TASK TO CARRY OUT: Scan the entries below and report only how many lines contain "this".

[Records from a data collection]

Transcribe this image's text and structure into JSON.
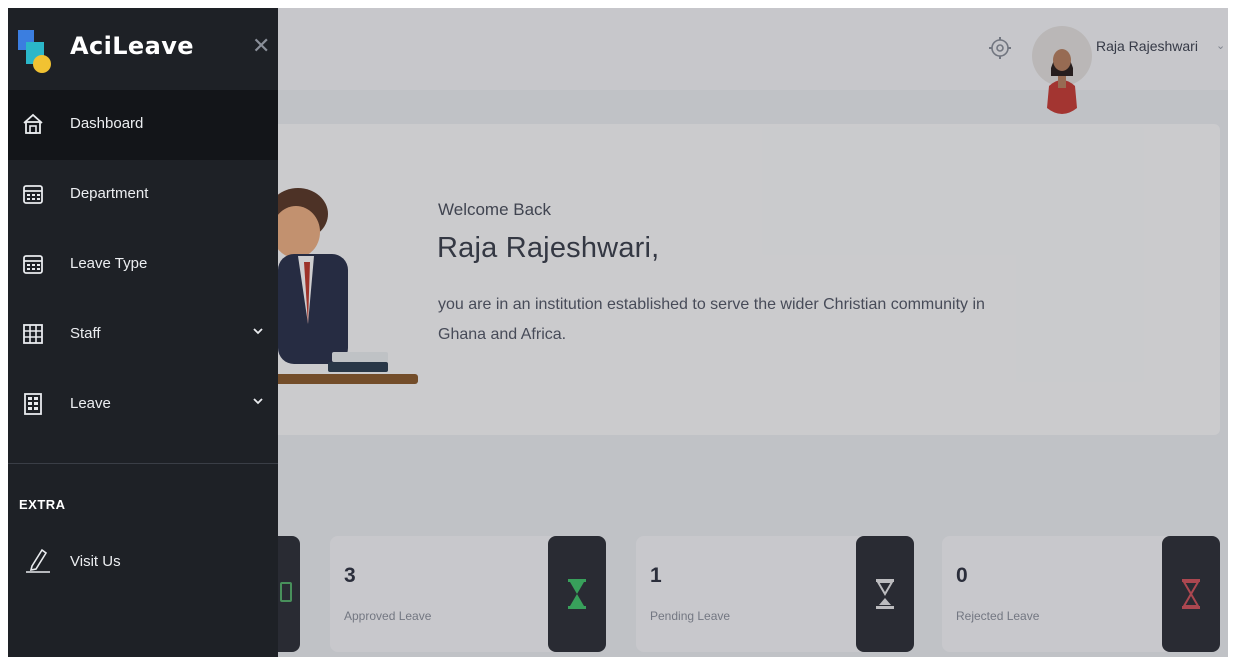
{
  "brand": {
    "name": "AciLeave"
  },
  "sidebar": {
    "items": [
      {
        "label": "Dashboard",
        "icon": "home-icon",
        "active": true
      },
      {
        "label": "Department",
        "icon": "calendar-icon"
      },
      {
        "label": "Leave Type",
        "icon": "calendar-icon"
      },
      {
        "label": "Staff",
        "icon": "grid-icon",
        "has_submenu": true
      },
      {
        "label": "Leave",
        "icon": "building-icon",
        "has_submenu": true
      }
    ],
    "section_title": "EXTRA",
    "extra_items": [
      {
        "label": "Visit Us",
        "icon": "pen-icon"
      }
    ]
  },
  "header": {
    "user_name": "Raja Rajeshwari",
    "icons": [
      "gear-icon",
      "avatar",
      "chevron-down-icon"
    ]
  },
  "welcome": {
    "greeting": "Welcome Back",
    "name": "Raja Rajeshwari,",
    "description": "you are in an institution established to serve the wider Christian community in Ghana and Africa."
  },
  "stats": [
    {
      "value": "3",
      "label": "Approved Leave",
      "icon": "hourglass-icon",
      "color": "#3fc46a"
    },
    {
      "value": "1",
      "label": "Pending Leave",
      "icon": "hourglass-icon",
      "color": "#e8e8ea"
    },
    {
      "value": "0",
      "label": "Rejected Leave",
      "icon": "hourglass-icon",
      "color": "#d2525c"
    }
  ],
  "colors": {
    "sidebar_bg": "#1e2126",
    "sidebar_active": "#131519",
    "stat_icon_bg": "#2c2f36"
  }
}
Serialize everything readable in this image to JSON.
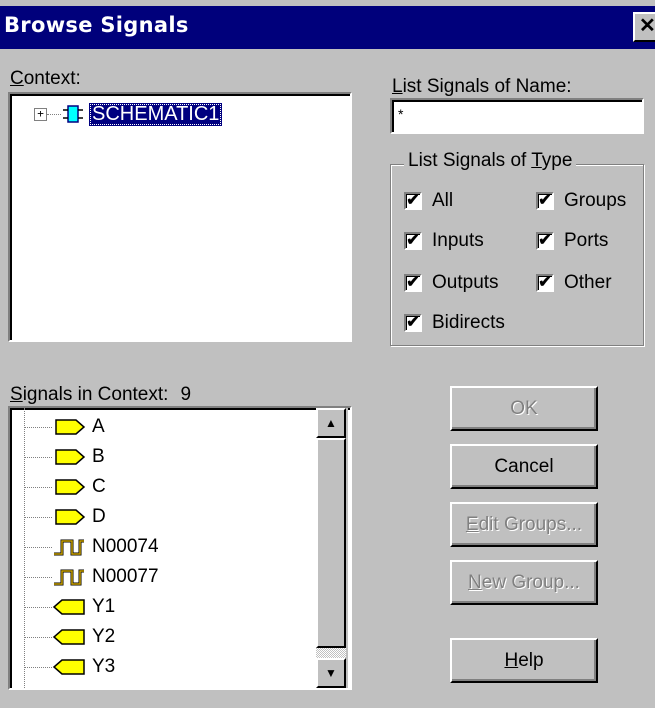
{
  "window": {
    "title": "Browse Signals",
    "close_glyph": "✕"
  },
  "context": {
    "label": "Context:",
    "tree_root": "SCHEMATIC1",
    "expand_glyph": "+"
  },
  "list_name": {
    "label": "List Signals of Name:",
    "value": "*"
  },
  "type_group": {
    "label": "List Signals of Type",
    "options": [
      {
        "label": "All",
        "checked": true
      },
      {
        "label": "Groups",
        "checked": true
      },
      {
        "label": "Inputs",
        "checked": true
      },
      {
        "label": "Ports",
        "checked": true
      },
      {
        "label": "Outputs",
        "checked": true
      },
      {
        "label": "Other",
        "checked": true
      },
      {
        "label": "Bidirects",
        "checked": true
      }
    ]
  },
  "signals": {
    "label": "Signals in Context:",
    "count": "9",
    "items": [
      {
        "name": "A",
        "icon": "input-signal-icon"
      },
      {
        "name": "B",
        "icon": "input-signal-icon"
      },
      {
        "name": "C",
        "icon": "input-signal-icon"
      },
      {
        "name": "D",
        "icon": "input-signal-icon"
      },
      {
        "name": "N00074",
        "icon": "pulse-signal-icon"
      },
      {
        "name": "N00077",
        "icon": "pulse-signal-icon"
      },
      {
        "name": "Y1",
        "icon": "output-signal-icon"
      },
      {
        "name": "Y2",
        "icon": "output-signal-icon"
      },
      {
        "name": "Y3",
        "icon": "output-signal-icon"
      }
    ]
  },
  "buttons": {
    "ok": "OK",
    "cancel": "Cancel",
    "edit_groups": "Edit Groups...",
    "new_group": "New Group...",
    "help": "Help"
  },
  "colors": {
    "title_bar": "#00007b",
    "face": "#c0c0c0",
    "selection": "#000080",
    "signal_icon": "#ffff00"
  }
}
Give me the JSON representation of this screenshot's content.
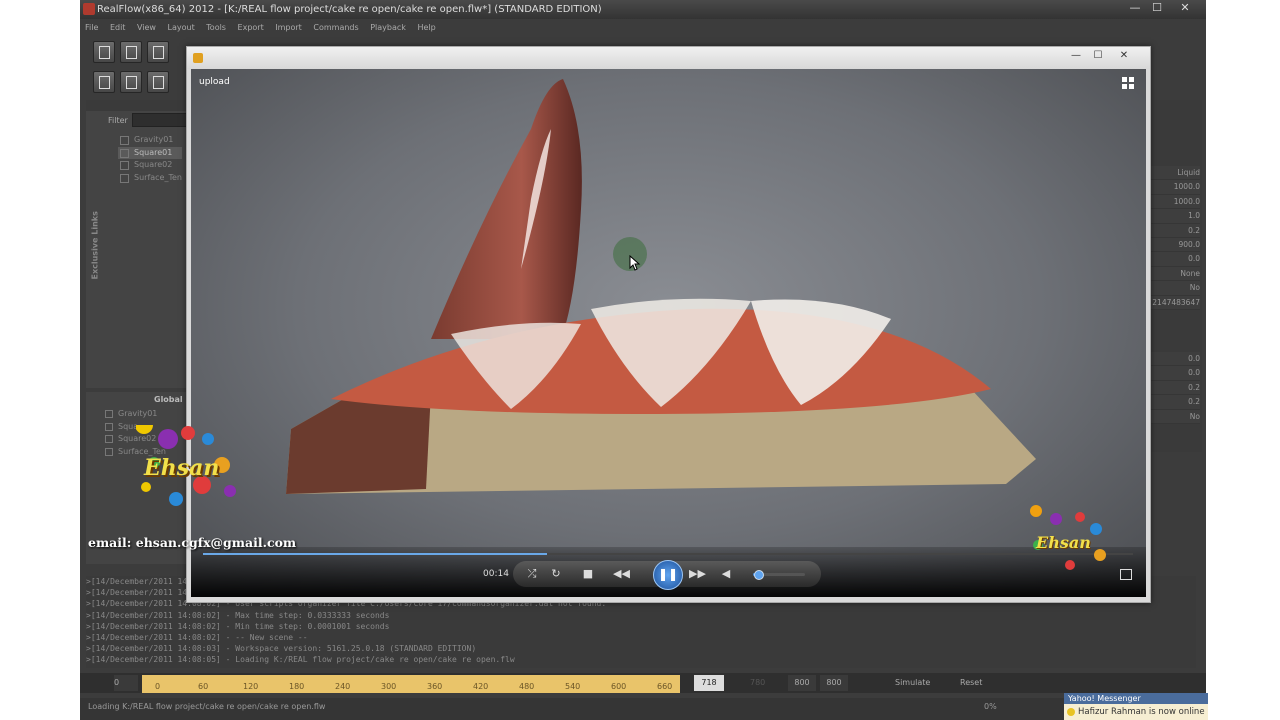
{
  "app": {
    "title": "RealFlow(x86_64) 2012 - [K:/REAL flow project/cake re open/cake re open.flw*] (STANDARD EDITION)",
    "window_controls": [
      "—",
      "☐",
      "✕"
    ],
    "menu": [
      "File",
      "Edit",
      "View",
      "Layout",
      "Tools",
      "Export",
      "Import",
      "Commands",
      "Playback",
      "Help"
    ]
  },
  "nodes_panel": {
    "filter_label": "Filter",
    "items": [
      "Gravity01",
      "Square01",
      "Square02",
      "Surface_Ten"
    ],
    "selected_index": 1,
    "vertical_label": "Exclusive Links"
  },
  "global_panel": {
    "title": "Global",
    "items": [
      "Gravity01",
      "Squa",
      "Square02",
      "Surface_Ten"
    ]
  },
  "properties": {
    "values_top": [
      "Liquid",
      "1000.0",
      "1000.0",
      "1.0",
      "0.2",
      "900.0",
      "0.0",
      "None",
      "No",
      "2147483647"
    ],
    "values_bottom": [
      "0.0",
      "0.0",
      "0.2",
      "0.2",
      "No"
    ]
  },
  "console": {
    "lines": [
      ">[14/December/2011 14:",
      ">[14/December/2011 14:",
      ">[14/December/2011 14:08:02] - User scripts organizer file C:/Users/Core i7/commandsOrganizer.dat not found.",
      ">[14/December/2011 14:08:02] - Max time step: 0.0333333 seconds",
      ">[14/December/2011 14:08:02] - Min time step: 0.0001001 seconds",
      ">[14/December/2011 14:08:02] - -- New scene --",
      ">[14/December/2011 14:08:03] - Workspace version: 5161.25.0.18 (STANDARD EDITION)",
      ">[14/December/2011 14:08:05] - Loading K:/REAL flow project/cake re open/cake re open.flw"
    ]
  },
  "timeline": {
    "start": "0",
    "ticks": [
      "0",
      "60",
      "120",
      "180",
      "240",
      "300",
      "360",
      "420",
      "480",
      "540",
      "600",
      "660"
    ],
    "current_frame": "718",
    "faded_label": "780",
    "end_a": "800",
    "end_b": "800",
    "simulate": "Simulate",
    "reset": "Reset"
  },
  "status": {
    "text": "Loading K:/REAL flow project/cake re open/cake re open.flw",
    "percent": "0%"
  },
  "notification": {
    "header": "Yahoo! Messenger",
    "body": "Hafizur Rahman is now online"
  },
  "player": {
    "label": "upload",
    "time": "00:14",
    "seek_fraction": 0.37,
    "volume_fraction": 0.05
  },
  "watermark": {
    "email": "email:  ehsan.cgfx@gmail.com",
    "logo_text": "Ehsan",
    "logo_small_text": "Ehsan"
  }
}
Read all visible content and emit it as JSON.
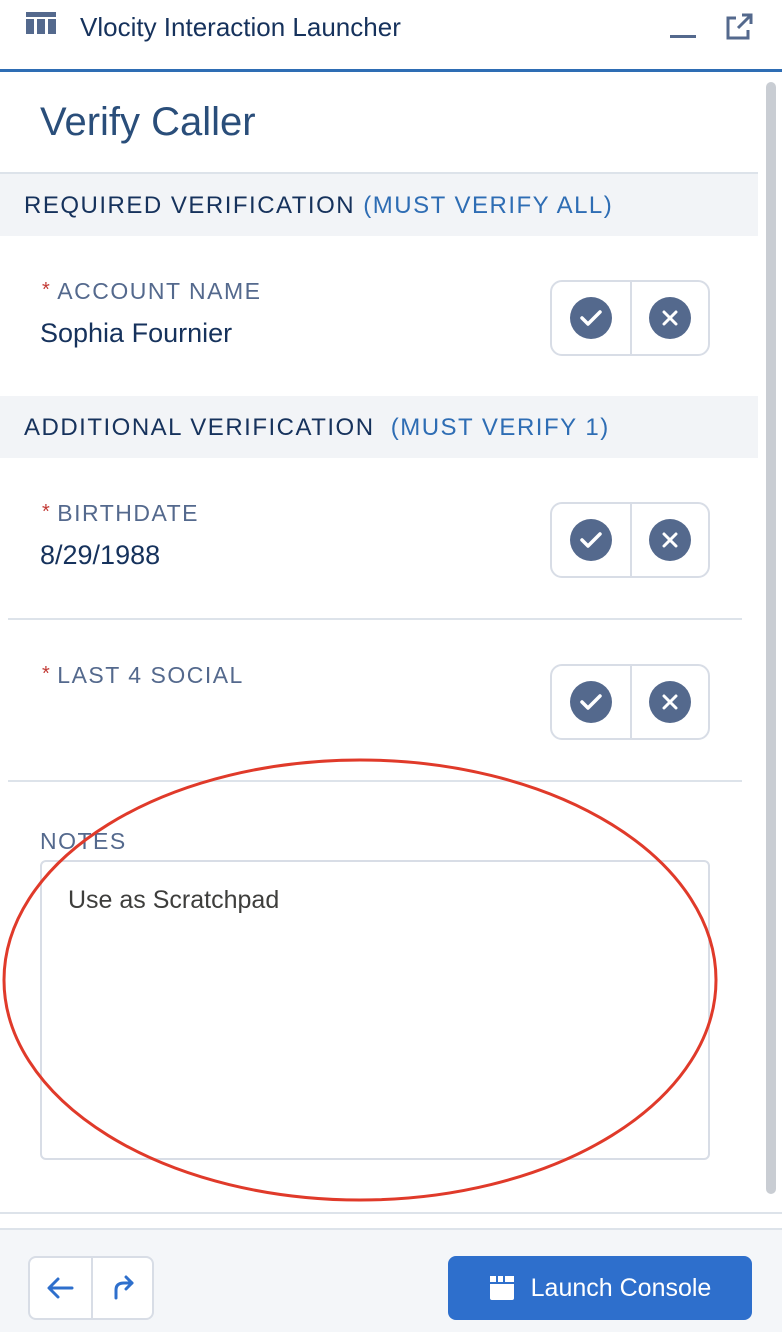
{
  "window": {
    "title": "Vlocity Interaction Launcher",
    "icons": {
      "app": "table-icon",
      "minimize": "minimize-icon",
      "popout": "popout-icon"
    }
  },
  "page": {
    "title": "Verify Caller"
  },
  "required_section": {
    "label": "REQUIRED VERIFICATION",
    "requirement": "(MUST VERIFY ALL)",
    "fields": [
      {
        "label": "ACCOUNT NAME",
        "value": "Sophia Fournier"
      }
    ]
  },
  "additional_section": {
    "label": "ADDITIONAL VERIFICATION",
    "requirement": "(MUST VERIFY  1)",
    "fields": [
      {
        "label": "BIRTHDATE",
        "value": "8/29/1988"
      },
      {
        "label": "LAST 4 SOCIAL",
        "value": ""
      }
    ]
  },
  "required_marker": "*",
  "notes": {
    "label": "NOTES",
    "value": "Use as Scratchpad"
  },
  "footer": {
    "launch_label": "Launch Console",
    "icons": {
      "back": "arrow-left-icon",
      "redo": "redo-icon",
      "launch": "console-icon"
    }
  },
  "colors": {
    "accent": "#2e6fcc",
    "header_text": "#2a4e7a",
    "verify_circle": "#54698d",
    "required_star": "#c23934",
    "annotation": "#e03a2a"
  }
}
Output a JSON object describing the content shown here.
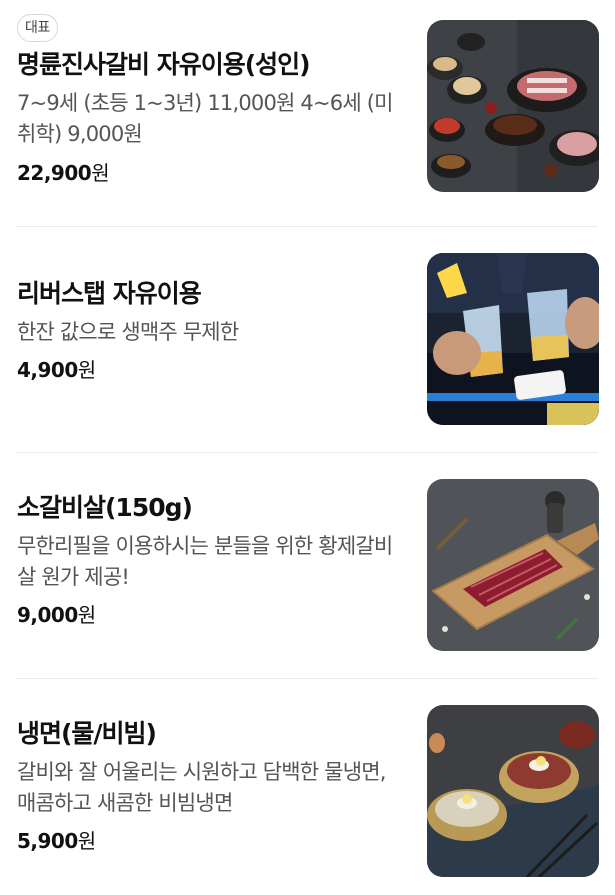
{
  "menu": {
    "items": [
      {
        "badge": "대표",
        "name": "명륜진사갈비 자유이용(성인)",
        "description": "7~9세 (초등 1~3년) 11,000원 4~6세 (미취학) 9,000원",
        "price": "22,900",
        "currency": "원",
        "image_icon": "bbq-set-photo"
      },
      {
        "name": "리버스탭 자유이용",
        "description": "한잔 값으로 생맥주 무제한",
        "price": "4,900",
        "currency": "원",
        "image_icon": "beer-tap-photo"
      },
      {
        "name": "소갈비살(150g)",
        "description": "무한리필을 이용하시는 분들을 위한 황제갈비살 원가 제공!",
        "price": "9,000",
        "currency": "원",
        "image_icon": "beef-rib-photo"
      },
      {
        "name": "냉면(물/비빔)",
        "description": "갈비와 잘 어울리는 시원하고 담백한 물냉면, 매콤하고 새콤한 비빔냉면",
        "price": "5,900",
        "currency": "원",
        "image_icon": "naengmyeon-photo"
      }
    ]
  }
}
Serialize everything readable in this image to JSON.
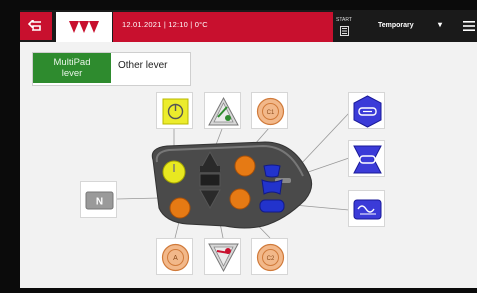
{
  "header": {
    "status_text": "12.01.2021 | 12:10 | 0°C",
    "start_label": "START",
    "profile_value": "Temporary",
    "profile_caret": "▾"
  },
  "lever_toggle": {
    "multipad_line1": "MultiPad",
    "multipad_line2": "lever",
    "other_label": "Other lever"
  },
  "buttons": {
    "neutral_label": "N",
    "a_label": "A",
    "c1_label": "C1",
    "c2_label": "C2"
  },
  "colors": {
    "brand_red": "#c8102e",
    "active_green": "#2e8b2e",
    "button_yellow": "#e8e820",
    "button_orange": "#e67a14",
    "button_blue": "#2233cc"
  }
}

WORKED ANSWER: 4